:: Given exercise ::
Quote word for word the lines starting at the line with "Extract the structured" and ending at the final line of the entries. Leave out any pictures.

:: Dataset extract ::
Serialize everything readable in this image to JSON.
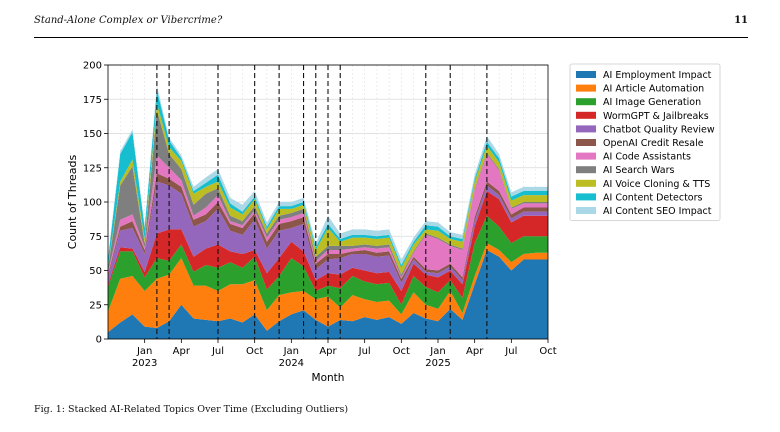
{
  "header": {
    "running_title": "Stand-Alone Complex or Vibercrime?",
    "page_number": "11"
  },
  "caption": "Fig. 1: Stacked AI-Related Topics Over Time (Excluding Outliers)",
  "chart_data": {
    "type": "area",
    "stacked": true,
    "xlabel": "Month",
    "ylabel": "Count of Threads",
    "ylim": [
      0,
      200
    ],
    "yticks": [
      0,
      25,
      50,
      75,
      100,
      125,
      150,
      175,
      200
    ],
    "x": [
      "2022-10",
      "2022-11",
      "2022-12",
      "2023-01",
      "2023-02",
      "2023-03",
      "2023-04",
      "2023-05",
      "2023-06",
      "2023-07",
      "2023-08",
      "2023-09",
      "2023-10",
      "2023-11",
      "2023-12",
      "2024-01",
      "2024-02",
      "2024-03",
      "2024-04",
      "2024-05",
      "2024-06",
      "2024-07",
      "2024-08",
      "2024-09",
      "2024-10",
      "2024-11",
      "2024-12",
      "2025-01",
      "2025-02",
      "2025-03",
      "2025-04",
      "2025-05",
      "2025-06",
      "2025-07",
      "2025-08",
      "2025-09",
      "2025-10"
    ],
    "xticks": [
      {
        "x": "2023-01",
        "label": "Jan"
      },
      {
        "x": "2023-04",
        "label": "Apr"
      },
      {
        "x": "2023-07",
        "label": "Jul"
      },
      {
        "x": "2023-10",
        "label": "Oct"
      },
      {
        "x": "2024-01",
        "label": "Jan"
      },
      {
        "x": "2024-04",
        "label": "Apr"
      },
      {
        "x": "2024-07",
        "label": "Jul"
      },
      {
        "x": "2024-10",
        "label": "Oct"
      },
      {
        "x": "2025-01",
        "label": "Jan"
      },
      {
        "x": "2025-04",
        "label": "Apr"
      },
      {
        "x": "2025-07",
        "label": "Jul"
      },
      {
        "x": "2025-10",
        "label": "Oct"
      }
    ],
    "year_labels": [
      {
        "x": "2023-01",
        "label": "2023"
      },
      {
        "x": "2024-01",
        "label": "2024"
      },
      {
        "x": "2025-01",
        "label": "2025"
      }
    ],
    "vlines": [
      "2023-02",
      "2023-03",
      "2023-07",
      "2023-10",
      "2023-12",
      "2024-02",
      "2024-03",
      "2024-04",
      "2024-05",
      "2024-12",
      "2025-02",
      "2025-05"
    ],
    "grid": true,
    "legend_position": "outside-right",
    "series": [
      {
        "name": "AI Employment Impact",
        "color": "#1f77b4",
        "values": [
          5,
          12,
          18,
          9,
          8,
          13,
          25,
          15,
          14,
          13,
          15,
          12,
          18,
          6,
          13,
          18,
          21,
          14,
          9,
          14,
          13,
          16,
          14,
          16,
          11,
          19,
          15,
          13,
          22,
          14,
          40,
          65,
          60,
          50,
          58,
          58,
          58
        ]
      },
      {
        "name": "AI Article Automation",
        "color": "#ff7f0e",
        "values": [
          15,
          32,
          28,
          26,
          36,
          34,
          34,
          24,
          25,
          22,
          25,
          28,
          25,
          15,
          19,
          16,
          14,
          15,
          22,
          9,
          19,
          13,
          13,
          12,
          7,
          15,
          10,
          9,
          13,
          5,
          6,
          5,
          5,
          6,
          4,
          5,
          5
        ]
      },
      {
        "name": "AI Image Generation",
        "color": "#2ca02c",
        "values": [
          18,
          20,
          18,
          10,
          15,
          10,
          10,
          10,
          15,
          17,
          16,
          12,
          17,
          15,
          14,
          25,
          18,
          6,
          8,
          14,
          14,
          13,
          13,
          13,
          7,
          12,
          13,
          12,
          8,
          11,
          24,
          20,
          17,
          14,
          13,
          12,
          12
        ]
      },
      {
        "name": "WormGPT & Jailbreaks",
        "color": "#d62728",
        "values": [
          2,
          3,
          2,
          4,
          18,
          23,
          11,
          11,
          12,
          17,
          8,
          10,
          5,
          12,
          13,
          12,
          11,
          8,
          9,
          10,
          6,
          8,
          8,
          8,
          10,
          9,
          9,
          11,
          7,
          10,
          12,
          18,
          20,
          15,
          15,
          15,
          15
        ]
      },
      {
        "name": "Chatbot Quality Review",
        "color": "#9467bd",
        "values": [
          5,
          12,
          15,
          13,
          38,
          32,
          26,
          22,
          20,
          26,
          15,
          14,
          22,
          18,
          20,
          10,
          20,
          8,
          10,
          12,
          10,
          12,
          12,
          12,
          6,
          3,
          2,
          3,
          3,
          3,
          4,
          4,
          3,
          3,
          3,
          3,
          3
        ]
      },
      {
        "name": "OpenAI Credit Resale",
        "color": "#8c564b",
        "values": [
          2,
          3,
          5,
          3,
          6,
          5,
          5,
          5,
          5,
          5,
          5,
          5,
          5,
          5,
          5,
          5,
          5,
          4,
          4,
          3,
          2,
          3,
          3,
          3,
          3,
          2,
          2,
          2,
          2,
          2,
          3,
          3,
          3,
          3,
          3,
          3,
          3
        ]
      },
      {
        "name": "AI Code Assistants",
        "color": "#e377c2",
        "values": [
          2,
          5,
          5,
          2,
          13,
          8,
          5,
          3,
          5,
          5,
          2,
          2,
          2,
          3,
          3,
          3,
          3,
          2,
          3,
          3,
          2,
          2,
          3,
          3,
          1,
          3,
          25,
          23,
          13,
          20,
          20,
          20,
          15,
          4,
          3,
          3,
          3
        ]
      },
      {
        "name": "AI Search Wars",
        "color": "#7f7f7f",
        "values": [
          3,
          25,
          35,
          3,
          33,
          10,
          8,
          8,
          10,
          5,
          4,
          3,
          3,
          3,
          3,
          3,
          3,
          3,
          3,
          3,
          2,
          2,
          2,
          2,
          2,
          1,
          1,
          1,
          1,
          1,
          1,
          1,
          1,
          1,
          1,
          1,
          1
        ]
      },
      {
        "name": "AI Voice Cloning & TTS",
        "color": "#bcbd22",
        "values": [
          1,
          3,
          5,
          3,
          5,
          5,
          6,
          8,
          5,
          5,
          6,
          5,
          5,
          3,
          5,
          3,
          3,
          5,
          13,
          3,
          6,
          5,
          5,
          5,
          5,
          5,
          3,
          5,
          4,
          5,
          5,
          5,
          5,
          5,
          5,
          5,
          5
        ]
      },
      {
        "name": "AI Content Detectors",
        "color": "#17becf",
        "values": [
          5,
          20,
          20,
          8,
          10,
          5,
          2,
          2,
          3,
          5,
          3,
          2,
          2,
          2,
          2,
          2,
          2,
          2,
          3,
          2,
          2,
          2,
          2,
          2,
          2,
          2,
          3,
          3,
          2,
          2,
          2,
          3,
          3,
          3,
          3,
          3,
          3
        ]
      },
      {
        "name": "AI Content SEO Impact",
        "color": "#aad8e6",
        "values": [
          2,
          2,
          2,
          2,
          3,
          2,
          2,
          3,
          4,
          4,
          4,
          5,
          4,
          3,
          3,
          3,
          3,
          3,
          6,
          4,
          4,
          4,
          4,
          4,
          4,
          3,
          3,
          3,
          3,
          3,
          3,
          4,
          3,
          3,
          3,
          3,
          3
        ]
      }
    ]
  }
}
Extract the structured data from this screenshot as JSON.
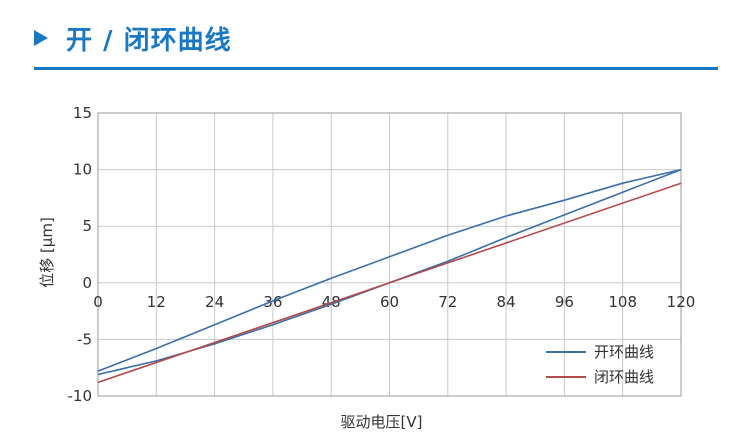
{
  "header": {
    "title": "开 / 闭环曲线",
    "icon": "play-triangle-icon",
    "accent_color": "#1a78c2"
  },
  "chart_data": {
    "type": "line",
    "title": "",
    "xlabel": "驱动电压[V]",
    "ylabel": "位移 [μm]",
    "xlim": [
      0,
      120
    ],
    "ylim": [
      -10,
      15
    ],
    "xticks": [
      0,
      12,
      24,
      36,
      48,
      60,
      72,
      84,
      96,
      108,
      120
    ],
    "yticks": [
      15,
      10,
      5,
      0,
      -5,
      -10
    ],
    "grid": true,
    "legend_position": "bottom-right",
    "series": [
      {
        "name": "开环曲线",
        "color": "#3a6fa8",
        "segments": [
          {
            "x": [
              0,
              12,
              24,
              36,
              48,
              60,
              72,
              84,
              96,
              108,
              120
            ],
            "y": [
              -7.8,
              -5.8,
              -3.7,
              -1.6,
              0.4,
              2.3,
              4.2,
              5.9,
              7.3,
              8.8,
              10.0
            ]
          },
          {
            "x": [
              120,
              108,
              96,
              84,
              72,
              60,
              48,
              36,
              24,
              12,
              0
            ],
            "y": [
              10.0,
              8.0,
              6.0,
              4.0,
              1.9,
              0.0,
              -1.9,
              -3.7,
              -5.4,
              -6.9,
              -8.1
            ]
          }
        ]
      },
      {
        "name": "闭环曲线",
        "color": "#b24a4a",
        "segments": [
          {
            "x": [
              0,
              120
            ],
            "y": [
              -8.8,
              8.8
            ]
          }
        ]
      }
    ]
  }
}
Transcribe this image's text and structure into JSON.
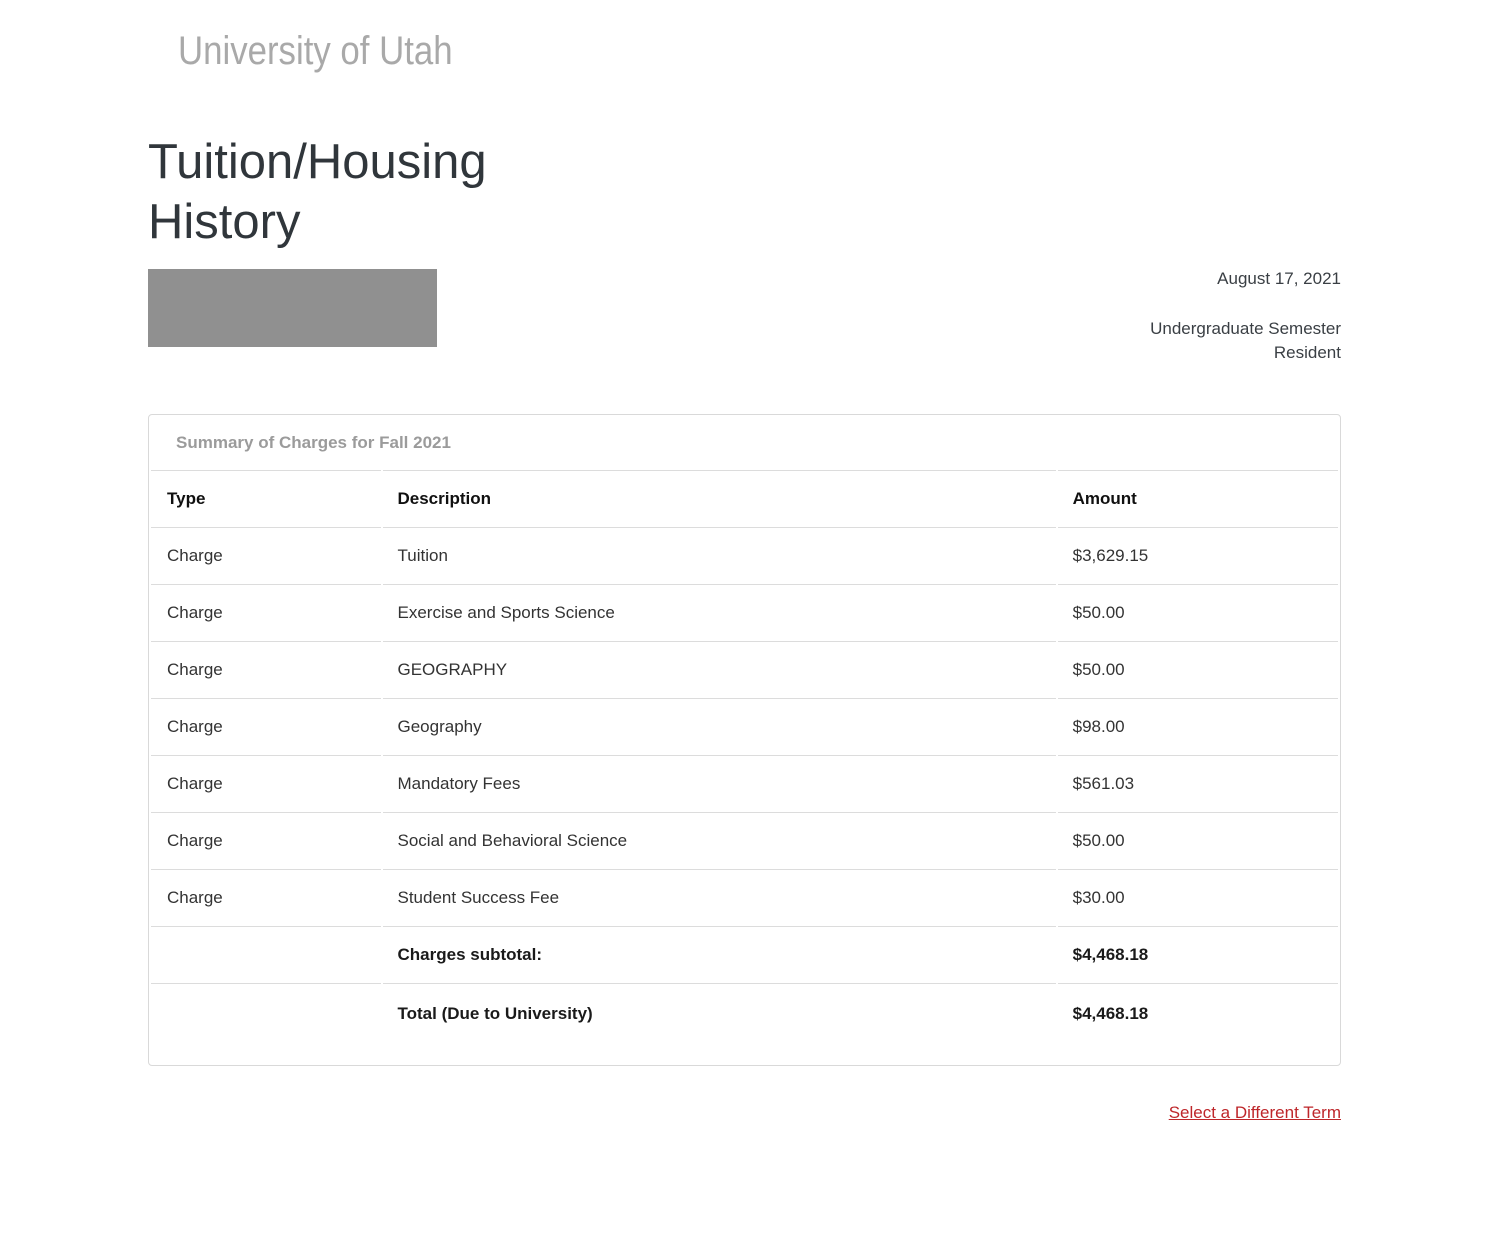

:: Solution to the exercise ::
Extract the structured data from this screenshot as JSON.
{
  "header": {
    "title": "开 / 闭环曲线",
    "icon": "play-triangle-icon",
    "accent_color": "#1a78c2"
  },
  "chart_data": {
    "type": "line",
    "title": "",
    "xlabel": "驱动电压[V]",
    "ylabel": "位移 [μm]",
    "xlim": [
      0,
      120
    ],
    "ylim": [
      -10,
      15
    ],
    "xticks": [
      0,
      12,
      24,
      36,
      48,
      60,
      72,
      84,
      96,
      108,
      120
    ],
    "yticks": [
      15,
      10,
      5,
      0,
      -5,
      -10
    ],
    "grid": true,
    "legend_position": "bottom-right",
    "series": [
      {
        "name": "开环曲线",
        "color": "#3a6fa8",
        "segments": [
          {
            "x": [
              0,
              12,
              24,
              36,
              48,
              60,
              72,
              84,
              96,
              108,
              120
            ],
            "y": [
              -7.8,
              -5.8,
              -3.7,
              -1.6,
              0.4,
              2.3,
              4.2,
              5.9,
              7.3,
              8.8,
              10.0
            ]
          },
          {
            "x": [
              120,
              108,
              96,
              84,
              72,
              60,
              48,
              36,
              24,
              12,
              0
            ],
            "y": [
              10.0,
              8.0,
              6.0,
              4.0,
              1.9,
              0.0,
              -1.9,
              -3.7,
              -5.4,
              -6.9,
              -8.1
            ]
          }
        ]
      },
      {
        "name": "闭环曲线",
        "color": "#b24a4a",
        "segments": [
          {
            "x": [
              0,
              120
            ],
            "y": [
              -8.8,
              8.8
            ]
          }
        ]
      }
    ]
  }
}
Transcribe this image's text and structure into JSON.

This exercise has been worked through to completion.